(Stored data entries)
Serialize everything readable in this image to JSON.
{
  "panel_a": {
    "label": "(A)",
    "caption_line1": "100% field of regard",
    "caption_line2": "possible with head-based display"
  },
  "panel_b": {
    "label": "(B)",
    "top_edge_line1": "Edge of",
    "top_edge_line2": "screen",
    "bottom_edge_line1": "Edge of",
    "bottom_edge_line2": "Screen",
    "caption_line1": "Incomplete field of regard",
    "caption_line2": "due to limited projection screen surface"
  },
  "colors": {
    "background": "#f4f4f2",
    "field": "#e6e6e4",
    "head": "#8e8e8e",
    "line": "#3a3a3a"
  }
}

• REQUIRED TASK:
Write the material out again word for word.

• CORRECT RESULT:
Serialize everything readable in this image to JSON.
{
  "panel_a": {
    "label": "(A)",
    "caption_line1": "100% field of regard",
    "caption_line2": "possible with head-based display"
  },
  "panel_b": {
    "label": "(B)",
    "top_edge_line1": "Edge of",
    "top_edge_line2": "screen",
    "bottom_edge_line1": "Edge of",
    "bottom_edge_line2": "Screen",
    "caption_line1": "Incomplete field of regard",
    "caption_line2": "due to limited projection screen surface"
  },
  "colors": {
    "background": "#f4f4f2",
    "field": "#e6e6e4",
    "head": "#8e8e8e",
    "line": "#3a3a3a"
  }
}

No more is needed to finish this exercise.